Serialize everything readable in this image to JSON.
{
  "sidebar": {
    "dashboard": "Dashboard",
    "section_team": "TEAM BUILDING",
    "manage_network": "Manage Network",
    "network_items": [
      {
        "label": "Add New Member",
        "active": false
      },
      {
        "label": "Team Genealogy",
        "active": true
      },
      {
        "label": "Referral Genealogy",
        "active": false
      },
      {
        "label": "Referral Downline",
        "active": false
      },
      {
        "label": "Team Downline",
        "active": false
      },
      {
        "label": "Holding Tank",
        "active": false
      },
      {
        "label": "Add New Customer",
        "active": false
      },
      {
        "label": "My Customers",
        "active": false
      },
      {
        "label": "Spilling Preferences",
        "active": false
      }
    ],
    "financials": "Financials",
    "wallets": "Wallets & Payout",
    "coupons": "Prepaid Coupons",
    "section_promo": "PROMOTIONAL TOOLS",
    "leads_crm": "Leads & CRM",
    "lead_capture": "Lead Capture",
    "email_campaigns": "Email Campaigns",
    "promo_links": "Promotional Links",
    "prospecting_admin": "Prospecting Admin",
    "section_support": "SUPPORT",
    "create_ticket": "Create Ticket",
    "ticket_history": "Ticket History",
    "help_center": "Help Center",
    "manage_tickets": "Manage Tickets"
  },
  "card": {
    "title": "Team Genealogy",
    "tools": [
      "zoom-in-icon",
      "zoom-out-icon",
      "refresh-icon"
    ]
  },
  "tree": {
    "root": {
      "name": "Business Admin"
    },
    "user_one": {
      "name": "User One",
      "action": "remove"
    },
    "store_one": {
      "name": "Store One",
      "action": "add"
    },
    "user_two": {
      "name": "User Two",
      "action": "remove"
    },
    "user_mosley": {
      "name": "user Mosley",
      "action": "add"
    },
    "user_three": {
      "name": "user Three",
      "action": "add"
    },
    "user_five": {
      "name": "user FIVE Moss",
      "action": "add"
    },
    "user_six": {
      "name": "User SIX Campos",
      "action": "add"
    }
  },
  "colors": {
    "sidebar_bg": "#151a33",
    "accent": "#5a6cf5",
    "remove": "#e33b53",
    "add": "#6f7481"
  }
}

────────────────────

## Task directions:
Give back the data above exactly as it appears.

## The result:
Serialize everything readable in this image to JSON.
{
  "sidebar": {
    "dashboard": "Dashboard",
    "section_team": "TEAM BUILDING",
    "manage_network": "Manage Network",
    "network_items": [
      {
        "label": "Add New Member",
        "active": false
      },
      {
        "label": "Team Genealogy",
        "active": true
      },
      {
        "label": "Referral Genealogy",
        "active": false
      },
      {
        "label": "Referral Downline",
        "active": false
      },
      {
        "label": "Team Downline",
        "active": false
      },
      {
        "label": "Holding Tank",
        "active": false
      },
      {
        "label": "Add New Customer",
        "active": false
      },
      {
        "label": "My Customers",
        "active": false
      },
      {
        "label": "Spilling Preferences",
        "active": false
      }
    ],
    "financials": "Financials",
    "wallets": "Wallets & Payout",
    "coupons": "Prepaid Coupons",
    "section_promo": "PROMOTIONAL TOOLS",
    "leads_crm": "Leads & CRM",
    "lead_capture": "Lead Capture",
    "email_campaigns": "Email Campaigns",
    "promo_links": "Promotional Links",
    "prospecting_admin": "Prospecting Admin",
    "section_support": "SUPPORT",
    "create_ticket": "Create Ticket",
    "ticket_history": "Ticket History",
    "help_center": "Help Center",
    "manage_tickets": "Manage Tickets"
  },
  "card": {
    "title": "Team Genealogy",
    "tools": [
      "zoom-in-icon",
      "zoom-out-icon",
      "refresh-icon"
    ]
  },
  "tree": {
    "root": {
      "name": "Business Admin"
    },
    "user_one": {
      "name": "User One",
      "action": "remove"
    },
    "store_one": {
      "name": "Store One",
      "action": "add"
    },
    "user_two": {
      "name": "User Two",
      "action": "remove"
    },
    "user_mosley": {
      "name": "user Mosley",
      "action": "add"
    },
    "user_three": {
      "name": "user Three",
      "action": "add"
    },
    "user_five": {
      "name": "user FIVE Moss",
      "action": "add"
    },
    "user_six": {
      "name": "User SIX Campos",
      "action": "add"
    }
  },
  "colors": {
    "sidebar_bg": "#151a33",
    "accent": "#5a6cf5",
    "remove": "#e33b53",
    "add": "#6f7481"
  }
}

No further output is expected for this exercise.